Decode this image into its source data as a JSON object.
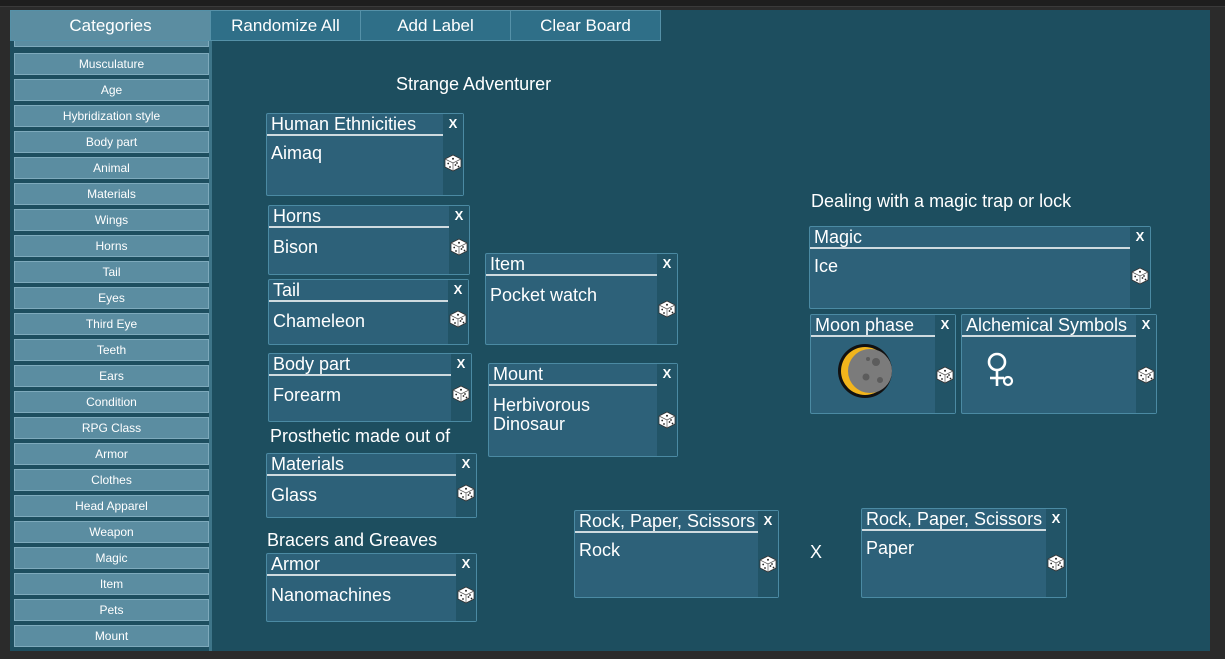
{
  "toolbar": {
    "categories": "Categories",
    "randomize_all": "Randomize All",
    "add_label": "Add Label",
    "clear_board": "Clear Board"
  },
  "sidebar": {
    "items": [
      "Musculature",
      "Age",
      "Hybridization style",
      "Body part",
      "Animal",
      "Materials",
      "Wings",
      "Horns",
      "Tail",
      "Eyes",
      "Third Eye",
      "Teeth",
      "Ears",
      "Condition",
      "RPG Class",
      "Armor",
      "Clothes",
      "Head Apparel",
      "Weapon",
      "Magic",
      "Item",
      "Pets",
      "Mount"
    ]
  },
  "labels": {
    "strange_adventurer": "Strange Adventurer",
    "prosthetic": "Prosthetic made out of",
    "bracers": "Bracers and Greaves",
    "magic_trap": "Dealing with a magic trap or lock",
    "versus": "X"
  },
  "cards": {
    "human_ethnicities": {
      "title": "Human Ethnicities",
      "value": "Aimaq"
    },
    "horns": {
      "title": "Horns",
      "value": "Bison"
    },
    "tail": {
      "title": "Tail",
      "value": "Chameleon"
    },
    "body_part": {
      "title": "Body part",
      "value": "Forearm"
    },
    "materials": {
      "title": "Materials",
      "value": "Glass"
    },
    "armor": {
      "title": "Armor",
      "value": "Nanomachines"
    },
    "item": {
      "title": "Item",
      "value": "Pocket watch"
    },
    "mount": {
      "title": "Mount",
      "value": "Herbivorous Dinosaur"
    },
    "magic": {
      "title": "Magic",
      "value": "Ice"
    },
    "moon_phase": {
      "title": "Moon phase",
      "icon": "waxing-crescent-moon-icon"
    },
    "alchemical": {
      "title": "Alchemical Symbols",
      "icon": "venus-copper-symbol-icon"
    },
    "rps_left": {
      "title": "Rock, Paper, Scissors",
      "value": "Rock"
    },
    "rps_right": {
      "title": "Rock, Paper, Scissors",
      "value": "Paper"
    }
  },
  "close_label": "X",
  "colors": {
    "board": "#1d4e5f",
    "card": "#2d6179",
    "button": "#2f6f88",
    "sidebar_item": "#5b8da1"
  }
}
-------
AIM OF THE EXERCISE>
Repeat the listing in full and exactly. Do not include any images.

EXERCISE SOLUTION>
Decode this image into its source data as a JSON object.
{
  "toolbar": {
    "categories": "Categories",
    "randomize_all": "Randomize All",
    "add_label": "Add Label",
    "clear_board": "Clear Board"
  },
  "sidebar": {
    "items": [
      "Musculature",
      "Age",
      "Hybridization style",
      "Body part",
      "Animal",
      "Materials",
      "Wings",
      "Horns",
      "Tail",
      "Eyes",
      "Third Eye",
      "Teeth",
      "Ears",
      "Condition",
      "RPG Class",
      "Armor",
      "Clothes",
      "Head Apparel",
      "Weapon",
      "Magic",
      "Item",
      "Pets",
      "Mount"
    ]
  },
  "labels": {
    "strange_adventurer": "Strange Adventurer",
    "prosthetic": "Prosthetic made out of",
    "bracers": "Bracers and Greaves",
    "magic_trap": "Dealing with a magic trap or lock",
    "versus": "X"
  },
  "cards": {
    "human_ethnicities": {
      "title": "Human Ethnicities",
      "value": "Aimaq"
    },
    "horns": {
      "title": "Horns",
      "value": "Bison"
    },
    "tail": {
      "title": "Tail",
      "value": "Chameleon"
    },
    "body_part": {
      "title": "Body part",
      "value": "Forearm"
    },
    "materials": {
      "title": "Materials",
      "value": "Glass"
    },
    "armor": {
      "title": "Armor",
      "value": "Nanomachines"
    },
    "item": {
      "title": "Item",
      "value": "Pocket watch"
    },
    "mount": {
      "title": "Mount",
      "value": "Herbivorous Dinosaur"
    },
    "magic": {
      "title": "Magic",
      "value": "Ice"
    },
    "moon_phase": {
      "title": "Moon phase",
      "icon": "waxing-crescent-moon-icon"
    },
    "alchemical": {
      "title": "Alchemical Symbols",
      "icon": "venus-copper-symbol-icon"
    },
    "rps_left": {
      "title": "Rock, Paper, Scissors",
      "value": "Rock"
    },
    "rps_right": {
      "title": "Rock, Paper, Scissors",
      "value": "Paper"
    }
  },
  "close_label": "X",
  "colors": {
    "board": "#1d4e5f",
    "card": "#2d6179",
    "button": "#2f6f88",
    "sidebar_item": "#5b8da1"
  }
}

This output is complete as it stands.